[Extracts from a graphics dataset]
- - - - - - -

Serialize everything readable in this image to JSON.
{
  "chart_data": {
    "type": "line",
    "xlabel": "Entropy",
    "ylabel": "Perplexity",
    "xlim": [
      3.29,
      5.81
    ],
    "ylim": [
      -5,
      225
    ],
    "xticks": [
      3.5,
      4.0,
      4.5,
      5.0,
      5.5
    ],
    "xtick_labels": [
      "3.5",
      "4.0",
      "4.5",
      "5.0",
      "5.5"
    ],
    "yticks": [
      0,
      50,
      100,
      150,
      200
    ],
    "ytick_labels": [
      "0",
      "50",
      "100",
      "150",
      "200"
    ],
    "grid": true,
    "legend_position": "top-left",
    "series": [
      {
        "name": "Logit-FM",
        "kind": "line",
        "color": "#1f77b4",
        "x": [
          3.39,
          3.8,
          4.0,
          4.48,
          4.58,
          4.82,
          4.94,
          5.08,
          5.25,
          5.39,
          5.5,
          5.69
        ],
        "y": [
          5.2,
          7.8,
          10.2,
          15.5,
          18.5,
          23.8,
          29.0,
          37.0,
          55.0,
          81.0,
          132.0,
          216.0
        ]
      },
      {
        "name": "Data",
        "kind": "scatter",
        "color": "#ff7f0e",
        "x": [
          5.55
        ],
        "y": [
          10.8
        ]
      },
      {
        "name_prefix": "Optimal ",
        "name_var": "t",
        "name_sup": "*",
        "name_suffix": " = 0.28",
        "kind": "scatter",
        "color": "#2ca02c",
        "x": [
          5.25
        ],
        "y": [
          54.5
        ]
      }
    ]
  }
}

- - - - - - -

--- Given problem ---
Exactly reproduce every line of the records.

--- The completed task ---
Serialize everything readable in this image to JSON.
{
  "chart_data": {
    "type": "line",
    "xlabel": "Entropy",
    "ylabel": "Perplexity",
    "xlim": [
      3.29,
      5.81
    ],
    "ylim": [
      -5,
      225
    ],
    "xticks": [
      3.5,
      4.0,
      4.5,
      5.0,
      5.5
    ],
    "xtick_labels": [
      "3.5",
      "4.0",
      "4.5",
      "5.0",
      "5.5"
    ],
    "yticks": [
      0,
      50,
      100,
      150,
      200
    ],
    "ytick_labels": [
      "0",
      "50",
      "100",
      "150",
      "200"
    ],
    "grid": true,
    "legend_position": "top-left",
    "series": [
      {
        "name": "Logit-FM",
        "kind": "line",
        "color": "#1f77b4",
        "x": [
          3.39,
          3.8,
          4.0,
          4.48,
          4.58,
          4.82,
          4.94,
          5.08,
          5.25,
          5.39,
          5.5,
          5.69
        ],
        "y": [
          5.2,
          7.8,
          10.2,
          15.5,
          18.5,
          23.8,
          29.0,
          37.0,
          55.0,
          81.0,
          132.0,
          216.0
        ]
      },
      {
        "name": "Data",
        "kind": "scatter",
        "color": "#ff7f0e",
        "x": [
          5.55
        ],
        "y": [
          10.8
        ]
      },
      {
        "name_prefix": "Optimal ",
        "name_var": "t",
        "name_sup": "*",
        "name_suffix": " = 0.28",
        "kind": "scatter",
        "color": "#2ca02c",
        "x": [
          5.25
        ],
        "y": [
          54.5
        ]
      }
    ]
  }
}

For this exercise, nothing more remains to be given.